What is the number of lines in the data that hold the string "nesouhlasím"? Reply with that number only.

= = = = =

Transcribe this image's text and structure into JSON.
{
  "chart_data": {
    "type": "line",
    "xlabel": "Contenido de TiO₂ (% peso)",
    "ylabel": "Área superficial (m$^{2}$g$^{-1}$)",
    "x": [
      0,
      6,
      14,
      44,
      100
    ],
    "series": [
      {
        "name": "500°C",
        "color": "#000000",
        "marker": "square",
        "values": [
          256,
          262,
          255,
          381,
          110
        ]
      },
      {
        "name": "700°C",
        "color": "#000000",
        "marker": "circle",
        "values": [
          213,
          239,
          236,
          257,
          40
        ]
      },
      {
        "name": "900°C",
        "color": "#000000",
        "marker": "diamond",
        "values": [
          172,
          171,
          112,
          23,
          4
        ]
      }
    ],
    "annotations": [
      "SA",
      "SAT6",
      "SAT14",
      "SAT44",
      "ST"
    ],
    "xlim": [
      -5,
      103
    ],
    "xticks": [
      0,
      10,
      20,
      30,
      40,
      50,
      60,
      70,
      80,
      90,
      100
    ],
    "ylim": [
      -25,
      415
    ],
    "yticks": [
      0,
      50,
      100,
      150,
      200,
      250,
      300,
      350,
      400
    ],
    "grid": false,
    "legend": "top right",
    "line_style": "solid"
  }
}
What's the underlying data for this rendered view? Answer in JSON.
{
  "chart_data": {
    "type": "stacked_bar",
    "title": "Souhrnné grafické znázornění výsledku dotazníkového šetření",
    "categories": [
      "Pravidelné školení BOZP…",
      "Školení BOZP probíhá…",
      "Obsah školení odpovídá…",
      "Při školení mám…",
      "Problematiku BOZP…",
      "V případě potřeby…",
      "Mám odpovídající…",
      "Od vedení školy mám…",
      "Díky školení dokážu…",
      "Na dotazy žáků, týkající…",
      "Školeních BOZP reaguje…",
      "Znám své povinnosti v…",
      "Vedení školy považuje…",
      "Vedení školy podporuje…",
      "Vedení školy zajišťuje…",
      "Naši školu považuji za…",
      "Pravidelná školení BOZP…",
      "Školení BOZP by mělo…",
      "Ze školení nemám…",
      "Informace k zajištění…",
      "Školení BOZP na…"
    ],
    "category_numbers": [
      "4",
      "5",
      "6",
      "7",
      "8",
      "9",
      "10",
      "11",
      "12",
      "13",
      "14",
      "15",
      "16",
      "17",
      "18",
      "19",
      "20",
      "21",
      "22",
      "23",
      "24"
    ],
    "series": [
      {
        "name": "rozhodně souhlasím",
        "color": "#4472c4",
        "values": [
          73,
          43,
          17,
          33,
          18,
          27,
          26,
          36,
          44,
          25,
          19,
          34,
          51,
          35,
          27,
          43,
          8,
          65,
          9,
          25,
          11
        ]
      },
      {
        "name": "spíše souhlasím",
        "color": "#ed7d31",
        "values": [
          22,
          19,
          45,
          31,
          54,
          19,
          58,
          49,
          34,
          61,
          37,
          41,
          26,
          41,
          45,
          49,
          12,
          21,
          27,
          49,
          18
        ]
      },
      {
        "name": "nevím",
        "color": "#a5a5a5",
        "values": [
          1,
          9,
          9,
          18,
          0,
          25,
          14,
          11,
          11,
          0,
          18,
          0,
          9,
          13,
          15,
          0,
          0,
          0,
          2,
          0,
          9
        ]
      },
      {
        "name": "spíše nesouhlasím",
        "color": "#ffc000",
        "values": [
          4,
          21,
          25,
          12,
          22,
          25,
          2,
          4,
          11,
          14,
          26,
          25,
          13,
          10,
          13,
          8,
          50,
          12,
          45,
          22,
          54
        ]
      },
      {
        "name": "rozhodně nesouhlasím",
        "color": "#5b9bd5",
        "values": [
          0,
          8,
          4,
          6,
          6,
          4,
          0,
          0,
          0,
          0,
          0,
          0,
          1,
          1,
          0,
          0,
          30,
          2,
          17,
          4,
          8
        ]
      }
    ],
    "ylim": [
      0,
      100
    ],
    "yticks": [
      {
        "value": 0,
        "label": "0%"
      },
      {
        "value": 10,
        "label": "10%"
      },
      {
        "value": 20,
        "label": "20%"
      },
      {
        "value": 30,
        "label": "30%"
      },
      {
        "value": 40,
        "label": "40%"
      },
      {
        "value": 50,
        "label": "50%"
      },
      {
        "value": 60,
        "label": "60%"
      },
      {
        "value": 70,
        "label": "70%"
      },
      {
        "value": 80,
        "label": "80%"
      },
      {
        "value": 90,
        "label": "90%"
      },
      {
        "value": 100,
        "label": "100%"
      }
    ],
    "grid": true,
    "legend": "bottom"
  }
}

= = = = =

Reply: 2